Stated problem — Every record below should be written out exactly; pictures stay out.

— start Data excerpts —

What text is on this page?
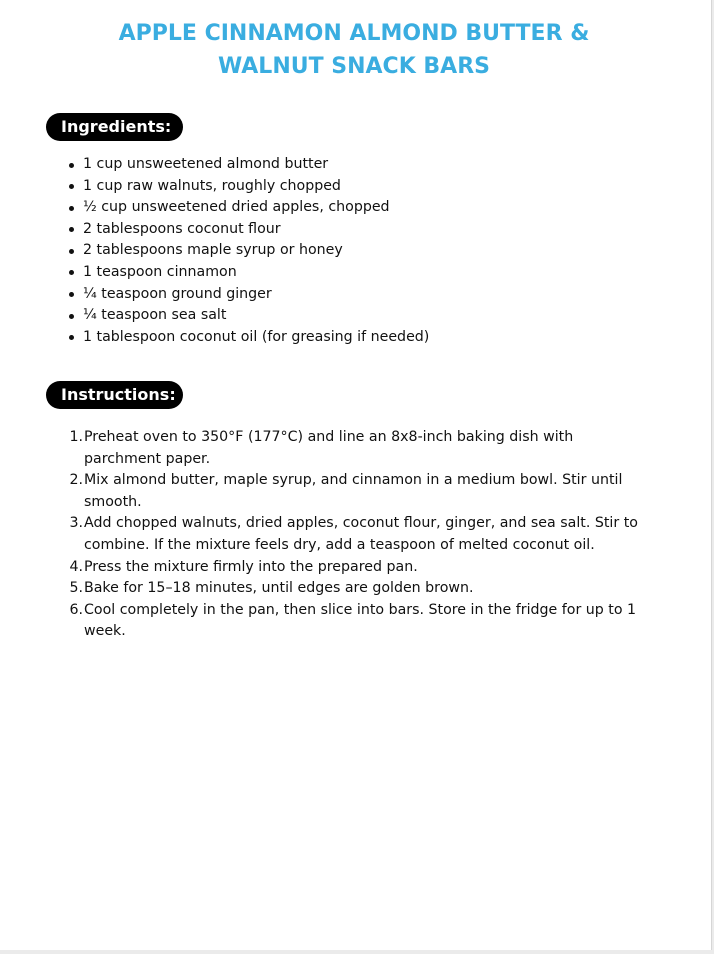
APPLE CINNAMON ALMOND BUTTER &
WALNUT SNACK BARS
Ingredients:
1 cup unsweetened almond butter
1 cup raw walnuts, roughly chopped
½ cup unsweetened dried apples, chopped
2 tablespoons coconut flour
2 tablespoons maple syrup or honey
1 teaspoon cinnamon
¼ teaspoon ground ginger
¼ teaspoon sea salt
1 tablespoon coconut oil (for greasing if needed)
Instructions:
1. Preheat oven to 350°F (177°C) and line an 8x8-inch baking dish with parchment paper.
2. Mix almond butter, maple syrup, and cinnamon in a medium bowl. Stir until smooth.
3. Add chopped walnuts, dried apples, coconut flour, ginger, and sea salt. Stir to combine. If the mixture feels dry, add a teaspoon of melted coconut oil.
4. Press the mixture firmly into the prepared pan.
5. Bake for 15–18 minutes, until edges are golden brown.
6. Cool completely in the pan, then slice into bars. Store in the fridge for up to 1 week.
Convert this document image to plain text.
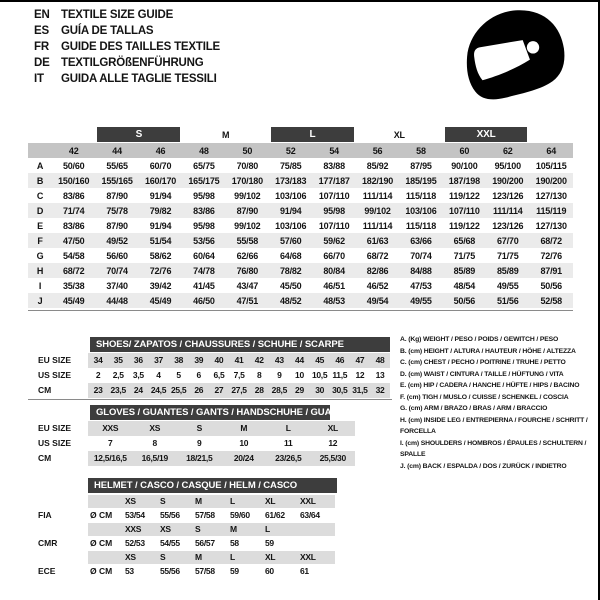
EN TEXTILE SIZE GUIDE
ES	GUÍA DE TALLAS
FR	GUIDE DES TAILLES TEXTILE
DE TEXTILGRÖßENFÜHRUNG
IT	GUIDA ALLE TAGLIE TESSILI

		S		M		L		XL		XXL		

	42	44	46	48	50	52	54	56	58	60	62	64
A	50/60	55/65	60/70	65/75	70/80	75/85	83/88	85/92	87/95	90/100	95/100	105/115
B	150/160	155/165	160/170	165/175	170/180	173/183	177/187	182/190	185/195	187/198	190/200	190/200
C	83/86	87/90	91/94	95/98	99/102	103/106	107/110	111/114	115/118	119/122	123/126	127/130
D	71/74	75/78	79/82	83/86	87/90	91/94	95/98	99/102	103/106	107/110	111/114	115/119
E	83/86	87/90	91/94	95/98	99/102	103/106	107/110	111/114	115/118	119/122	123/126	127/130
F	47/50	49/52	51/54	53/56	55/58	57/60	59/62	61/63	63/66	65/68	67/70	68/72
G	54/58	56/60	58/62	60/64	62/66	64/68	66/70	68/72	70/74	71/75	71/75	72/76
H	68/72	70/74	72/76	74/78	76/80	78/82	80/84	82/86	84/88	85/89	85/89	87/91
I	35/38	37/40	39/42	41/45	43/47	45/50	46/51	46/52	47/53	48/54	49/55	50/56
J	45/49	44/48	45/49	46/50	47/51	48/52	48/53	49/54	49/55	50/56	51/56	52/58
SHOES/ ZAPATOS / CHAUSSURES / SCHUHE / SCARPE
EU SIZE	34	35	36	37	38	39	40	41	42	43	44	45	46	47	48
US SIZE	2	2,5	3,5	4	5	6	6,5	7,5	8	9	10 10,5 11,5 12	13
CM	23 23,5 24 24,5 25,5 26	27 27,5 28 28,5 29	30 30,5 31,5 32
GLOVES / GUANTES / GANTS / HANDSCHUHE / GUANTI
EU SIZE	XXS	XS	S	M	L	XL
US SIZE	7	8	9	10	11	12
CM	12,5/16,5	16,5/19	18/21,5	20/24	23/26,5	25,5/30
HELMET / CASCO / CASQUE / HELM / CASCO
XS	S	M	L	XL	XXL
FIA	Ø CM	53/54	55/56	57/58	59/60	61/62	63/64
XXS	XS	S	M	L
CMR	Ø CM	52/53	54/55	56/57	58	59
XS	S	M	L	XL	XXL
ECE	Ø CM	53	55/56	57/58	59	60	61
A. (Kg) WEIGHT / PESO / POIDS / GEWITCH / PESO
B. (cm) HEIGHT / ALTURA / HAUTEUR / HÖHE / ALTEZZA
C. (cm) CHEST / PECHO / POITRINE / TRUHE / PETTO
D. (cm) WAIST / CINTURA / TAILLE / HÜFTUNG / VITA
E. (cm) HIP / CADERA / HANCHE / HÜFTE / HIPS / BACINO
F. (cm) TIGH / MUSLO / CUISSE / SCHENKEL / COSCIA
G. (cm) ARM / BRAZO / BRAS / ARM / BRACCIO
H. (cm) INSIDE LEG / ENTREPIERNA / FOURCHE / SCHRITT / FORCELLA
I. (cm) SHOULDERS / HOMBROS / ÉPAULES / SCHULTERN / SPALLE
J. (cm) BACK / ESPALDA / DOS / ZURÜCK / INDIETRO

— end Data excerpts —

Response for this exercise —
What text is on this page?
APPLE CINNAMON ALMOND BUTTER &
WALNUT SNACK BARS
Ingredients:
1 cup unsweetened almond butter
1 cup raw walnuts, roughly chopped
½ cup unsweetened dried apples, chopped
2 tablespoons coconut flour
2 tablespoons maple syrup or honey
1 teaspoon cinnamon
¼ teaspoon ground ginger
¼ teaspoon sea salt
1 tablespoon coconut oil (for greasing if needed)
Instructions:
1. Preheat oven to 350°F (177°C) and line an 8x8-inch baking dish with parchment paper.
2. Mix almond butter, maple syrup, and cinnamon in a medium bowl. Stir until smooth.
3. Add chopped walnuts, dried apples, coconut flour, ginger, and sea salt. Stir to combine. If the mixture feels dry, add a teaspoon of melted coconut oil.
4. Press the mixture firmly into the prepared pan.
5. Bake for 15–18 minutes, until edges are golden brown.
6. Cool completely in the pan, then slice into bars. Store in the fridge for up to 1 week.
Convert this document image to plain text.
EN TEXTILE SIZE GUIDE
ES	GUÍA DE TALLAS
FR	GUIDE DES TAILLES TEXTILE
DE TEXTILGRÖßENFÜHRUNG
IT	GUIDA ALLE TAGLIE TESSILI

		S		M		L		XL		XXL		

	42	44	46	48	50	52	54	56	58	60	62	64
A	50/60	55/65	60/70	65/75	70/80	75/85	83/88	85/92	87/95	90/100	95/100	105/115
B	150/160	155/165	160/170	165/175	170/180	173/183	177/187	182/190	185/195	187/198	190/200	190/200
C	83/86	87/90	91/94	95/98	99/102	103/106	107/110	111/114	115/118	119/122	123/126	127/130
D	71/74	75/78	79/82	83/86	87/90	91/94	95/98	99/102	103/106	107/110	111/114	115/119
E	83/86	87/90	91/94	95/98	99/102	103/106	107/110	111/114	115/118	119/122	123/126	127/130
F	47/50	49/52	51/54	53/56	55/58	57/60	59/62	61/63	63/66	65/68	67/70	68/72
G	54/58	56/60	58/62	60/64	62/66	64/68	66/70	68/72	70/74	71/75	71/75	72/76
H	68/72	70/74	72/76	74/78	76/80	78/82	80/84	82/86	84/88	85/89	85/89	87/91
I	35/38	37/40	39/42	41/45	43/47	45/50	46/51	46/52	47/53	48/54	49/55	50/56
J	45/49	44/48	45/49	46/50	47/51	48/52	48/53	49/54	49/55	50/56	51/56	52/58
SHOES/ ZAPATOS / CHAUSSURES / SCHUHE / SCARPE
EU SIZE	34	35	36	37	38	39	40	41	42	43	44	45	46	47	48
US SIZE	2	2,5	3,5	4	5	6	6,5	7,5	8	9	10 10,5 11,5 12	13
CM	23 23,5 24 24,5 25,5 26	27 27,5 28 28,5 29	30 30,5 31,5 32
GLOVES / GUANTES / GANTS / HANDSCHUHE / GUANTI
EU SIZE	XXS	XS	S	M	L	XL
US SIZE	7	8	9	10	11	12
CM	12,5/16,5	16,5/19	18/21,5	20/24	23/26,5	25,5/30
HELMET / CASCO / CASQUE / HELM / CASCO
XS	S	M	L	XL	XXL
FIA	Ø CM	53/54	55/56	57/58	59/60	61/62	63/64
XXS	XS	S	M	L
CMR	Ø CM	52/53	54/55	56/57	58	59
XS	S	M	L	XL	XXL
ECE	Ø CM	53	55/56	57/58	59	60	61
A. (Kg) WEIGHT / PESO / POIDS / GEWITCH / PESO
B. (cm) HEIGHT / ALTURA / HAUTEUR / HÖHE / ALTEZZA
C. (cm) CHEST / PECHO / POITRINE / TRUHE / PETTO
D. (cm) WAIST / CINTURA / TAILLE / HÜFTUNG / VITA
E. (cm) HIP / CADERA / HANCHE / HÜFTE / HIPS / BACINO
F. (cm) TIGH / MUSLO / CUISSE / SCHENKEL / COSCIA
G. (cm) ARM / BRAZO / BRAS / ARM / BRACCIO
H. (cm) INSIDE LEG / ENTREPIERNA / FOURCHE / SCHRITT / FORCELLA
I. (cm) SHOULDERS / HOMBROS / ÉPAULES / SCHULTERN / SPALLE
J. (cm) BACK / ESPALDA / DOS / ZURÜCK / INDIETRO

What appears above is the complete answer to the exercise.